Filters

By using various filters for Element or Content, you can set the retrieved value to your preferred format.

el = Element(
    xpath='//html/body/ul/li',
    filter=[
        Map(
            clean_text,
            Normalize(),
            Fetch(r'(?P<key>.+): (?P<count>\d+)'),
        ),
        lambda values: {v['key']: v['count'] for v in values},
    ],
)

Map

Execute the filter specified by argument for each element of list or dict.

filter = Map(clean_text, Equals('yes'))
result = filter({
    'AAA': '    no    ',
    'BBB': '    yes    ',
    'CCC': '    <strong>   yes  <strong>    ',
})

assert {
    'AAA': False,
    'BBB': True,
    'CCC': True,
} == result

It is also possible to call functions defined in the Content class.

class Page(Content):
    links = Element(xpath='//a/@href', parser=All(), filter=Map('filter_link'))

    def filter_link(self, value):
        url = urlparse(value)
        return url.netloc

page = Page(xpath='')
result = page.parse('''
    <a href="http://google.com">Google</a>
    <a href="http://twitter.com">Twitter</a>
    <a href="http://facebook.com">Facebook</a>
''')

assert {
    'links': [
        'google.com',
        'twitter.com',
        'facebook.com',
    ]
} == result

Through

It returns the passed value as it is. This is the default filter for Element / Content.

assert 10 == through(10)

TakeFirst

Get the first element of list. However, if the acquired element is None or ‘’, the next element is acquired.

assert 10 == take_first([None, '', 10])

CleanText

Perform the following cleaning process on the character string.

  • Removing HTML tags
  • Decode HTML special characters
  • Make 2 spaces or more of one contiguous space
  • Remove Whitespace before and after
clean_text = CleanText()
assert 'aaa & bbb' == clean_text('<p>  aaa  &amp;  bbb  </p>')

You can specify how to handle empty values.

clean_text = CleanText(empty_value='empty')
assert 'empty' == clean_text('')

You can also replace the line feed code with a space.

clean_text = CleanText(remove_line_breaks=True)
assert 'a b' == clean_text('a\nb')

Equals

Returns True if the value matches the specified string.

equals = Equals('yes')
assert equals('yes')

Contains

Returns True if the specified character string is included in the character string.

contains = Contains('B')
assert contains('ABC')

Fetch

Extract values from strings using regular expressions.

fetch = Fetch(r'\d+')
assert '100' == fetch('Price: $100')

You can also get all matched values.

fetch = Fetch(r'\d+', all=True)
assert ['100', '20'] == fetch('Price: $100, Amount: 20')

It can also be returned as dict by specifying label.

fetch = Fetch(r'Price: $(?P<price>\d+), Amount: (?P<amount>\d+)')

——

» **WHAT NEEDS TO BE DONE**:
In the filters documentation, why does the Map example give True for the 'CCC' entry? Answer in one to three sentences. The listing after this text isn't needed.

» **SUPPLIED INFORMATION**:
——

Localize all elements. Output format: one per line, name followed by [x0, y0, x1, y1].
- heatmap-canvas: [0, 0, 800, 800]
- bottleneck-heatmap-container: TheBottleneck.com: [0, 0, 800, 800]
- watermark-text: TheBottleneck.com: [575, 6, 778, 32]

——

» **TASK RESPONSE**:
Map runs clean_text and then Equals('yes') on each value. clean_text removes the HTML tags, collapses repeated spaces and strips the leading and trailing whitespace, so the 'CCC' value becomes 'yes'. Equals('yes') then returns True.